§ Your task: Reproduce all of the material word for word.

§ Entries:
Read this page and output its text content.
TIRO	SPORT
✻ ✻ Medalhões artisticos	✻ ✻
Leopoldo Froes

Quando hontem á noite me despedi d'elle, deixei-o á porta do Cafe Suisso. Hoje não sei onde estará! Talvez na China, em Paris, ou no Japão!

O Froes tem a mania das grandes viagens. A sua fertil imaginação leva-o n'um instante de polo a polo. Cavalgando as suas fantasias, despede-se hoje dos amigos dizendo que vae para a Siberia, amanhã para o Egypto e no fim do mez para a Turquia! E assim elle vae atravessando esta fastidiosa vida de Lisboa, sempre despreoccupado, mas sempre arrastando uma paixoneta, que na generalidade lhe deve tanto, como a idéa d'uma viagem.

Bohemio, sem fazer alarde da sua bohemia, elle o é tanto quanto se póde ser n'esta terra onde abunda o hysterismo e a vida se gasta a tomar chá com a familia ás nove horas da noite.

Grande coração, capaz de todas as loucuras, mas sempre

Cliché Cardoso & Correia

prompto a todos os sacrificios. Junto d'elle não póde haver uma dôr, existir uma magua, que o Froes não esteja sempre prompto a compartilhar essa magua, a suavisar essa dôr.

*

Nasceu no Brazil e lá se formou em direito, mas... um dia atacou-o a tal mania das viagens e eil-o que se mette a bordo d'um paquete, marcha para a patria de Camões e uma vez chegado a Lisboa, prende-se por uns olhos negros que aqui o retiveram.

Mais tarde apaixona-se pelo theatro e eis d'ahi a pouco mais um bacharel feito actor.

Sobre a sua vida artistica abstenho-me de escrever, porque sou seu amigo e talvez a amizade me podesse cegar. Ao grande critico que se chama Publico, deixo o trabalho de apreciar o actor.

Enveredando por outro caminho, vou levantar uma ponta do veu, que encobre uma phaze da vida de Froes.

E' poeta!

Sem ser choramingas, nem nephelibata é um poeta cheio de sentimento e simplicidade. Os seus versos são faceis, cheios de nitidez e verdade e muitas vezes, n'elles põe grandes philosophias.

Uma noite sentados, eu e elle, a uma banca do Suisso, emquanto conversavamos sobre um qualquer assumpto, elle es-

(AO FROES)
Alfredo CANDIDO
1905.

§ Full solution:
Read this page and output its text content.
TIRO	SPORT
✻ ✻ Medalhões artisticos	✻ ✻
Leopoldo Froes

Quando hontem á noite me despedi d'elle, deixei-o á porta do Cafe Suisso. Hoje não sei onde estará! Talvez na China, em Paris, ou no Japão!

O Froes tem a mania das grandes viagens. A sua fertil imaginação leva-o n'um instante de polo a polo. Cavalgando as suas fantasias, despede-se hoje dos amigos dizendo que vae para a Siberia, amanhã para o Egypto e no fim do mez para a Turquia! E assim elle vae atravessando esta fastidiosa vida de Lisboa, sempre despreoccupado, mas sempre arrastando uma paixoneta, que na generalidade lhe deve tanto, como a idéa d'uma viagem.

Bohemio, sem fazer alarde da sua bohemia, elle o é tanto quanto se póde ser n'esta terra onde abunda o hysterismo e a vida se gasta a tomar chá com a familia ás nove horas da noite.

Grande coração, capaz de todas as loucuras, mas sempre

Cliché Cardoso & Correia

prompto a todos os sacrificios. Junto d'elle não póde haver uma dôr, existir uma magua, que o Froes não esteja sempre prompto a compartilhar essa magua, a suavisar essa dôr.

*

Nasceu no Brazil e lá se formou em direito, mas... um dia atacou-o a tal mania das viagens e eil-o que se mette a bordo d'um paquete, marcha para a patria de Camões e uma vez chegado a Lisboa, prende-se por uns olhos negros que aqui o retiveram.

Mais tarde apaixona-se pelo theatro e eis d'ahi a pouco mais um bacharel feito actor.

Sobre a sua vida artistica abstenho-me de escrever, porque sou seu amigo e talvez a amizade me podesse cegar. Ao grande critico que se chama Publico, deixo o trabalho de apreciar o actor.

Enveredando por outro caminho, vou levantar uma ponta do veu, que encobre uma phaze da vida de Froes.

E' poeta!

Sem ser choramingas, nem nephelibata é um poeta cheio de sentimento e simplicidade. Os seus versos são faceis, cheios de nitidez e verdade e muitas vezes, n'elles põe grandes philosophias.

Uma noite sentados, eu e elle, a uma banca do Suisso, emquanto conversavamos sobre um qualquer assumpto, elle es-

(AO FROES)
Alfredo CANDIDO
1905.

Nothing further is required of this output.